Stated goal:
All the data must come back unchanged, except that pictures are left out.

>> Start Records for the exercise

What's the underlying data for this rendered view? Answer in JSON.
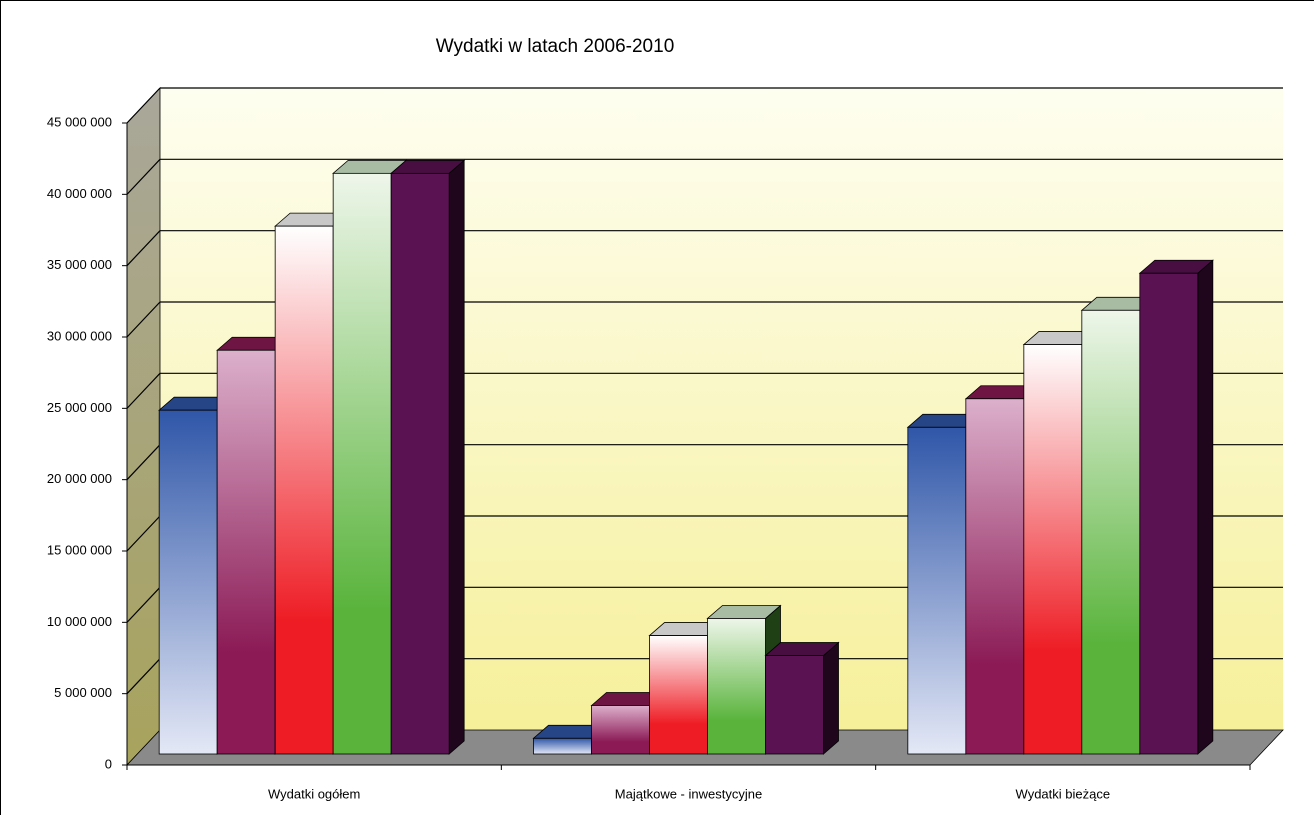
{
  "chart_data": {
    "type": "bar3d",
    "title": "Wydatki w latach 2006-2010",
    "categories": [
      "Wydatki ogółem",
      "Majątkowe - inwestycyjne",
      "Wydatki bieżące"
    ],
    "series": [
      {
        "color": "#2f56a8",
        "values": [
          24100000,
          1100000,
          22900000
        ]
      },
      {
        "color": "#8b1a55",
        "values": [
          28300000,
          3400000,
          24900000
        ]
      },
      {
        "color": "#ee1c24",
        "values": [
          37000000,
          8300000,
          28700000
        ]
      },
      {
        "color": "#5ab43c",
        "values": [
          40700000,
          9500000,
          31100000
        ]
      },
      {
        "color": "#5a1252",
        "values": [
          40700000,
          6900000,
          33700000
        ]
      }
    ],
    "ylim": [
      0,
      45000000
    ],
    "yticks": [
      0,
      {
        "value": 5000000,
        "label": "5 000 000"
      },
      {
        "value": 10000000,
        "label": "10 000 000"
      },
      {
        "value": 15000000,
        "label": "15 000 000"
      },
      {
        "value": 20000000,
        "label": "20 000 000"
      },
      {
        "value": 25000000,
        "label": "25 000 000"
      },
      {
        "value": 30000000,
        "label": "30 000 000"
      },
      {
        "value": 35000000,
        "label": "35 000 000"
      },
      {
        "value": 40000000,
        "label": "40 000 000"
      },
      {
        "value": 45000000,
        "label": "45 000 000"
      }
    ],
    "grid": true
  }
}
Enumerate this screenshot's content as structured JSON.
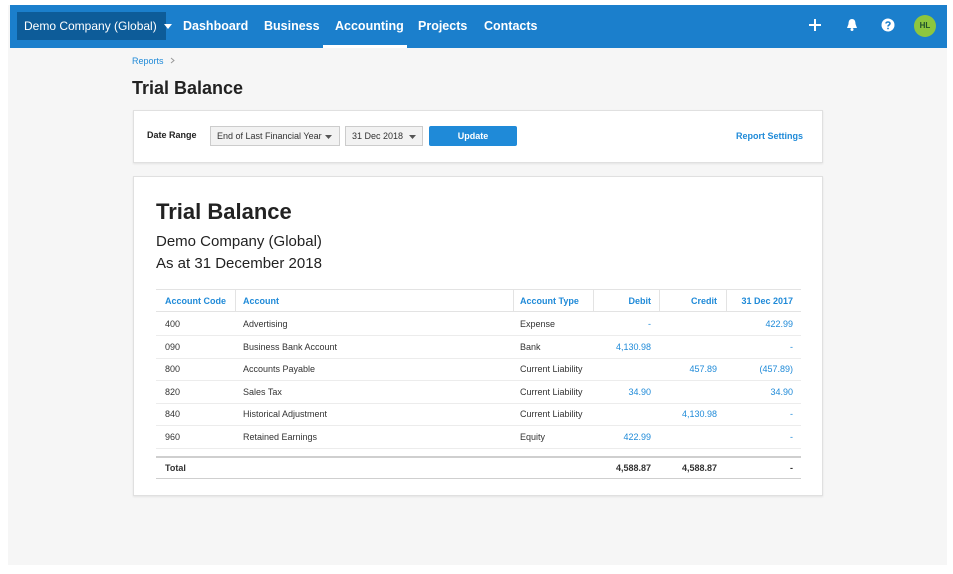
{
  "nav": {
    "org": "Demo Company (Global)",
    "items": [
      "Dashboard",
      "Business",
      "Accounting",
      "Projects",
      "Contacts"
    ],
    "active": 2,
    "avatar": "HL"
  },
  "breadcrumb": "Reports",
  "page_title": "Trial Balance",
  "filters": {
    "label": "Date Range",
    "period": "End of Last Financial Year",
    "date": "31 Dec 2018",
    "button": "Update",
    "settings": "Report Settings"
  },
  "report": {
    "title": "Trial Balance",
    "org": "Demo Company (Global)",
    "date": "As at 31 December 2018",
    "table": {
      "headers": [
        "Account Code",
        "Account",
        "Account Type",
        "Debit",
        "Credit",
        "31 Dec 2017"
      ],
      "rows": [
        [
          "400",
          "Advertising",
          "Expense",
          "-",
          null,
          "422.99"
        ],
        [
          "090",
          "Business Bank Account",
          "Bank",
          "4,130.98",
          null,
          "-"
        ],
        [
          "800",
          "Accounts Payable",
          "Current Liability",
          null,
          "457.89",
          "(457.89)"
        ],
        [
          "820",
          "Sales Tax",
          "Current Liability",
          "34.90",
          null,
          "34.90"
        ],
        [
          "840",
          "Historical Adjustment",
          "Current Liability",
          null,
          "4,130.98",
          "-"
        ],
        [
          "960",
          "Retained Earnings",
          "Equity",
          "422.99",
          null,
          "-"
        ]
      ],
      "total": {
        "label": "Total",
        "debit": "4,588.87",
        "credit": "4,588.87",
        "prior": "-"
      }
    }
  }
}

>> End Records for the exercise

Exercise answer:
What's the underlying data for this rendered view? Answer in JSON.
{
  "chart_data": {
    "type": "bar3d",
    "title": "Wydatki w latach 2006-2010",
    "categories": [
      "Wydatki ogółem",
      "Majątkowe - inwestycyjne",
      "Wydatki bieżące"
    ],
    "series": [
      {
        "color": "#2f56a8",
        "values": [
          24100000,
          1100000,
          22900000
        ]
      },
      {
        "color": "#8b1a55",
        "values": [
          28300000,
          3400000,
          24900000
        ]
      },
      {
        "color": "#ee1c24",
        "values": [
          37000000,
          8300000,
          28700000
        ]
      },
      {
        "color": "#5ab43c",
        "values": [
          40700000,
          9500000,
          31100000
        ]
      },
      {
        "color": "#5a1252",
        "values": [
          40700000,
          6900000,
          33700000
        ]
      }
    ],
    "ylim": [
      0,
      45000000
    ],
    "yticks": [
      0,
      {
        "value": 5000000,
        "label": "5 000 000"
      },
      {
        "value": 10000000,
        "label": "10 000 000"
      },
      {
        "value": 15000000,
        "label": "15 000 000"
      },
      {
        "value": 20000000,
        "label": "20 000 000"
      },
      {
        "value": 25000000,
        "label": "25 000 000"
      },
      {
        "value": 30000000,
        "label": "30 000 000"
      },
      {
        "value": 35000000,
        "label": "35 000 000"
      },
      {
        "value": 40000000,
        "label": "40 000 000"
      },
      {
        "value": 45000000,
        "label": "45 000 000"
      }
    ],
    "grid": true
  }
}
Enumerate this screenshot's content as structured JSON.
{
  "nav": {
    "org": "Demo Company (Global)",
    "items": [
      "Dashboard",
      "Business",
      "Accounting",
      "Projects",
      "Contacts"
    ],
    "active": 2,
    "avatar": "HL"
  },
  "breadcrumb": "Reports",
  "page_title": "Trial Balance",
  "filters": {
    "label": "Date Range",
    "period": "End of Last Financial Year",
    "date": "31 Dec 2018",
    "button": "Update",
    "settings": "Report Settings"
  },
  "report": {
    "title": "Trial Balance",
    "org": "Demo Company (Global)",
    "date": "As at 31 December 2018",
    "table": {
      "headers": [
        "Account Code",
        "Account",
        "Account Type",
        "Debit",
        "Credit",
        "31 Dec 2017"
      ],
      "rows": [
        [
          "400",
          "Advertising",
          "Expense",
          "-",
          null,
          "422.99"
        ],
        [
          "090",
          "Business Bank Account",
          "Bank",
          "4,130.98",
          null,
          "-"
        ],
        [
          "800",
          "Accounts Payable",
          "Current Liability",
          null,
          "457.89",
          "(457.89)"
        ],
        [
          "820",
          "Sales Tax",
          "Current Liability",
          "34.90",
          null,
          "34.90"
        ],
        [
          "840",
          "Historical Adjustment",
          "Current Liability",
          null,
          "4,130.98",
          "-"
        ],
        [
          "960",
          "Retained Earnings",
          "Equity",
          "422.99",
          null,
          "-"
        ]
      ],
      "total": {
        "label": "Total",
        "debit": "4,588.87",
        "credit": "4,588.87",
        "prior": "-"
      }
    }
  }
}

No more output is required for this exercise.